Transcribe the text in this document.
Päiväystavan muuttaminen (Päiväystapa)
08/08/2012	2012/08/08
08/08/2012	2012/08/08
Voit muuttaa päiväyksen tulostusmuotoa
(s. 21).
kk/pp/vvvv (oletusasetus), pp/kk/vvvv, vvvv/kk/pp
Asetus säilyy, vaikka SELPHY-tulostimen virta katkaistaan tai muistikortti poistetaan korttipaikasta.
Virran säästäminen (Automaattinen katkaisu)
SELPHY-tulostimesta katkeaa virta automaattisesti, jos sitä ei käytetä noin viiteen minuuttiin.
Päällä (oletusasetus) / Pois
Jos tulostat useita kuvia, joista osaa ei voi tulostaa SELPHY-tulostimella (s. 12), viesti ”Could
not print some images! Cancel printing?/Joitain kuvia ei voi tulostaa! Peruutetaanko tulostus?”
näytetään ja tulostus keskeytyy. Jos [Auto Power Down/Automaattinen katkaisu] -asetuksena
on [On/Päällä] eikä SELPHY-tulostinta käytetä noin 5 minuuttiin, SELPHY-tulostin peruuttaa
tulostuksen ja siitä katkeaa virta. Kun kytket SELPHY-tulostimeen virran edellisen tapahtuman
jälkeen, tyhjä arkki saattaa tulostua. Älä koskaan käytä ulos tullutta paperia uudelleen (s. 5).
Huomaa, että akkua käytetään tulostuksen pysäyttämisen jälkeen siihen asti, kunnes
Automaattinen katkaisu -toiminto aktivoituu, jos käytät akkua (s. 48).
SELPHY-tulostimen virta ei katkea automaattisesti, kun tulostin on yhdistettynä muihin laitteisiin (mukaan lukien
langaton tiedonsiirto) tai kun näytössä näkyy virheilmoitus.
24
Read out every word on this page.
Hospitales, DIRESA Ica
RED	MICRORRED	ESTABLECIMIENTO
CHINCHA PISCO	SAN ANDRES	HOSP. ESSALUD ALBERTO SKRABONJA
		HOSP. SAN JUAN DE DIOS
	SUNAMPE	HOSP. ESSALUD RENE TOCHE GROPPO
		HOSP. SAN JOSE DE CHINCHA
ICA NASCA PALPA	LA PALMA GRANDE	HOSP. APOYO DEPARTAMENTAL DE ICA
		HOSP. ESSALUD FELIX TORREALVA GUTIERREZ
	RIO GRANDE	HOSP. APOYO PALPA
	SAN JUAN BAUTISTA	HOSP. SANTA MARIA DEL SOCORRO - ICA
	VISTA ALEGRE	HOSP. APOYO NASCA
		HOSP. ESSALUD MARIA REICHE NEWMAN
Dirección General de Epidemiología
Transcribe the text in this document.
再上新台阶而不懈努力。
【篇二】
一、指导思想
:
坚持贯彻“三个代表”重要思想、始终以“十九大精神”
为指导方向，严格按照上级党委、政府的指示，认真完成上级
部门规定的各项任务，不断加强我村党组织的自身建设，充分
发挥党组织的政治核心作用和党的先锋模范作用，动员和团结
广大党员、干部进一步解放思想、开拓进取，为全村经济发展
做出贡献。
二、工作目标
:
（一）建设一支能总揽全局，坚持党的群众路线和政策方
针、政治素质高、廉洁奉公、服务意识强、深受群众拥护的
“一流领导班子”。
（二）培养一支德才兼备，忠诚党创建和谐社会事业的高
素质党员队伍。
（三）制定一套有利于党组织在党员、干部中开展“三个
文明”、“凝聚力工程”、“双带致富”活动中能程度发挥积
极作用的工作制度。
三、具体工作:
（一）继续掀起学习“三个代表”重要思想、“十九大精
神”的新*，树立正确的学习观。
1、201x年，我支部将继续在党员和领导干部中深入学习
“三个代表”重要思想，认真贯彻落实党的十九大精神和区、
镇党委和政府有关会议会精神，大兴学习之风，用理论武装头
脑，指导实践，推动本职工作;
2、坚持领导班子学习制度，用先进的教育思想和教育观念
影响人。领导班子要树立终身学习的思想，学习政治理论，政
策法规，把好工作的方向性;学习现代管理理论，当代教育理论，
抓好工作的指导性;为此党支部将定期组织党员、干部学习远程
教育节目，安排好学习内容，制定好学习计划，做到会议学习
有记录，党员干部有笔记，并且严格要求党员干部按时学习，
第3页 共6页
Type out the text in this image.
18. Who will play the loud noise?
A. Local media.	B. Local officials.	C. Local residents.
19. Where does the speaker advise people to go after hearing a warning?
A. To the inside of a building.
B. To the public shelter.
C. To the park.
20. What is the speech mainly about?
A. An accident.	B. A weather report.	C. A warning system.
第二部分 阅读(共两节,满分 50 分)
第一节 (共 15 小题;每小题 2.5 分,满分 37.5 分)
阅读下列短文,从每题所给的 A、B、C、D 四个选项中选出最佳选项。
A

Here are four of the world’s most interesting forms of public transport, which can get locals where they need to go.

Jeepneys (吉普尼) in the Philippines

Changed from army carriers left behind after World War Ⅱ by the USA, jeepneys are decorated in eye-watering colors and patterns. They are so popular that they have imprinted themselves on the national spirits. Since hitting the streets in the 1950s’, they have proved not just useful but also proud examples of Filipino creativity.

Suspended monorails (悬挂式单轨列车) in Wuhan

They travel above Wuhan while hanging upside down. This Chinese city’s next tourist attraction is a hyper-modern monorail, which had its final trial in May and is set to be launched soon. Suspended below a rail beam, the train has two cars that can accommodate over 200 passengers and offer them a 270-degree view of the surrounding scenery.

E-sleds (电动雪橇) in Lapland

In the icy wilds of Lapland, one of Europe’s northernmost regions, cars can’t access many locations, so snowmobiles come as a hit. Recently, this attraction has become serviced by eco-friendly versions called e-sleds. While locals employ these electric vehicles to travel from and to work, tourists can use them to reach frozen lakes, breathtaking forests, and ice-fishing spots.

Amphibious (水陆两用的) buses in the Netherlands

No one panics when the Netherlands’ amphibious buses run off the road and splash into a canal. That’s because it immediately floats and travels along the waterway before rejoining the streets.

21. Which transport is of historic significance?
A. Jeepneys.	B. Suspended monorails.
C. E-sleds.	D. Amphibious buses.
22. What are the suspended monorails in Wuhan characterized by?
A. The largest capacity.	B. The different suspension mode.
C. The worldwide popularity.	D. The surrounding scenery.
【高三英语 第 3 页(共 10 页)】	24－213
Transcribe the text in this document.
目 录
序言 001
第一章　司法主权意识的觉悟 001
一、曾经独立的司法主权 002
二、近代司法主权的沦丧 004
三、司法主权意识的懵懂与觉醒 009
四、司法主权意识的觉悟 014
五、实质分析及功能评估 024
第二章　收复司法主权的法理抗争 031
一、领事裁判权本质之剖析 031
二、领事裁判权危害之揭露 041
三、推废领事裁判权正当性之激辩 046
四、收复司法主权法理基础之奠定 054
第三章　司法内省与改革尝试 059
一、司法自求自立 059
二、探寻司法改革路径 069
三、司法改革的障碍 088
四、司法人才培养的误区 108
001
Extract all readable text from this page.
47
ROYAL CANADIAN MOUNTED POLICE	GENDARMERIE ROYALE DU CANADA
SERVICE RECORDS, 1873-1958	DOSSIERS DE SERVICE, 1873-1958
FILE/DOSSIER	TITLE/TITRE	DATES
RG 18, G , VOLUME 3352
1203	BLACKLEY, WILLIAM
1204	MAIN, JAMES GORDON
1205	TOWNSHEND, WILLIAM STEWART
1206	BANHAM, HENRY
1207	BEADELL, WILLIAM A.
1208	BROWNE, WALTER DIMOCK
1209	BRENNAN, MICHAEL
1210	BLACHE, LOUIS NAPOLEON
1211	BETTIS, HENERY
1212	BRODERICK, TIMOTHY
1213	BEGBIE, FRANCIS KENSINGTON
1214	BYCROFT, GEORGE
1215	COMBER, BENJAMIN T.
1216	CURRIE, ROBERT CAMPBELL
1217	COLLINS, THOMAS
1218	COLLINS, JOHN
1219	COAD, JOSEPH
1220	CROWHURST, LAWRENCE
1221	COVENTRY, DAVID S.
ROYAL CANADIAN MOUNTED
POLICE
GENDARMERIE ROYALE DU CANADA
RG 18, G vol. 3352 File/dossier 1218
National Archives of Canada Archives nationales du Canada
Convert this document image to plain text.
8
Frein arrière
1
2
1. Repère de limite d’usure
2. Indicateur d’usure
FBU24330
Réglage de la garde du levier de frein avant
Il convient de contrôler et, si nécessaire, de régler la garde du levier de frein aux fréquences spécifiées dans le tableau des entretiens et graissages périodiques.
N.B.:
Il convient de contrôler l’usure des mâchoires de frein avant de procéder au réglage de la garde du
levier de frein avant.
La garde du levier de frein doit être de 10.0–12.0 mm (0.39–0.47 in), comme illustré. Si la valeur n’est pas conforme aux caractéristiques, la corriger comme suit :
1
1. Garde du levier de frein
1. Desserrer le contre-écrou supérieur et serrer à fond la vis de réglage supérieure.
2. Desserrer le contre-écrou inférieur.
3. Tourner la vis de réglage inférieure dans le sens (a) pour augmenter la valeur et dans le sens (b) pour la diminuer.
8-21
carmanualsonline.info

* * * * * * *

> GIVEN PROBLEM
Pull out all lines from the listing that contain the string "convient".

> RESULT
Il convient de contrôler et, si nécessaire, de régler la garde du levier de frein aux fréquences spécifiées dans le tableau des entretiens et graissages périodiques.
Il convient de contrôler l’usure des mâchoires de frein avant de procéder au réglage de la garde du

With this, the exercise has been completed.